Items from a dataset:
------------------------------

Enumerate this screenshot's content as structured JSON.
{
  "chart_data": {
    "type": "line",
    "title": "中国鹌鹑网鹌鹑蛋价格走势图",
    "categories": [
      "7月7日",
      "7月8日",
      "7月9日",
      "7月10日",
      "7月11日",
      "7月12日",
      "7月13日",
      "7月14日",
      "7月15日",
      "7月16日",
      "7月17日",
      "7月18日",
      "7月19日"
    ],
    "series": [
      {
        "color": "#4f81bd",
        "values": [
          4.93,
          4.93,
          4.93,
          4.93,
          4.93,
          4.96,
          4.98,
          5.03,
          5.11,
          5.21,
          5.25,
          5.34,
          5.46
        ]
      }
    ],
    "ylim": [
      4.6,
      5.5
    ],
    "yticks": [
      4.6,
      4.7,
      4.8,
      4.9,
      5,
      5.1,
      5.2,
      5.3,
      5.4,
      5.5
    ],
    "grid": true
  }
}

------------------------------

▸ **PROBLEM TO SOLVE**
Write out the listing once more, matching it exactly.

▸ **FINAL ANSWER**
Enumerate this screenshot's content as structured JSON.
{
  "chart_data": {
    "type": "line",
    "title": "中国鹌鹑网鹌鹑蛋价格走势图",
    "categories": [
      "7月7日",
      "7月8日",
      "7月9日",
      "7月10日",
      "7月11日",
      "7月12日",
      "7月13日",
      "7月14日",
      "7月15日",
      "7月16日",
      "7月17日",
      "7月18日",
      "7月19日"
    ],
    "series": [
      {
        "color": "#4f81bd",
        "values": [
          4.93,
          4.93,
          4.93,
          4.93,
          4.93,
          4.96,
          4.98,
          5.03,
          5.11,
          5.21,
          5.25,
          5.34,
          5.46
        ]
      }
    ],
    "ylim": [
      4.6,
      5.5
    ],
    "yticks": [
      4.6,
      4.7,
      4.8,
      4.9,
      5,
      5.1,
      5.2,
      5.3,
      5.4,
      5.5
    ],
    "grid": true
  }
}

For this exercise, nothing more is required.